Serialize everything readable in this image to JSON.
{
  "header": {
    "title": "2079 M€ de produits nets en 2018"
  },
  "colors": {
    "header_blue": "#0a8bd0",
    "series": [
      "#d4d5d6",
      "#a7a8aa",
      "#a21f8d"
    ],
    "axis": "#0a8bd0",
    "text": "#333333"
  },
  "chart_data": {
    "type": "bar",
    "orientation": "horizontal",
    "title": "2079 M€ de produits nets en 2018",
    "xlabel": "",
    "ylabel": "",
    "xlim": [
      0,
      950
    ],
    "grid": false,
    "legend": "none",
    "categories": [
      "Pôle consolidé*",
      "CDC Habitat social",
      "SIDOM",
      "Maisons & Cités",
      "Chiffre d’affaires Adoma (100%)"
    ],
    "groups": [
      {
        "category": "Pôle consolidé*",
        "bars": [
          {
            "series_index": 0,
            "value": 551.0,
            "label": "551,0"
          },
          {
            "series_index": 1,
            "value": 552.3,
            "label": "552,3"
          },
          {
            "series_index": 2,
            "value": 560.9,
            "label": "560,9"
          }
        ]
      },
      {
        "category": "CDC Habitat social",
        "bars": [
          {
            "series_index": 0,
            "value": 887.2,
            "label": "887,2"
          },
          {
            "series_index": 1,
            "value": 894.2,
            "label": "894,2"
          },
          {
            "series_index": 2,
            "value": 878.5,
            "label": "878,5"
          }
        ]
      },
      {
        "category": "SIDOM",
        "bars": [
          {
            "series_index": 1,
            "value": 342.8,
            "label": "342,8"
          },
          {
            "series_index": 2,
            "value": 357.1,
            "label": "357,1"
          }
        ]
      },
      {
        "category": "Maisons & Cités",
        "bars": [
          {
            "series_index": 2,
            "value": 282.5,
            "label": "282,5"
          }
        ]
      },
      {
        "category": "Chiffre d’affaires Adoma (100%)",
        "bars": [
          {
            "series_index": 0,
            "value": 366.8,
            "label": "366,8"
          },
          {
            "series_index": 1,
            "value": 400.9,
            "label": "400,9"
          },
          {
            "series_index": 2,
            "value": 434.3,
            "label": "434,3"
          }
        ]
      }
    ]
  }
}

════════════════

* _To do_: Return all lines with the word "Maisons" in them.

* _Reply to the task_:
      "Maisons & Cités",
        "category": "Maisons & Cités",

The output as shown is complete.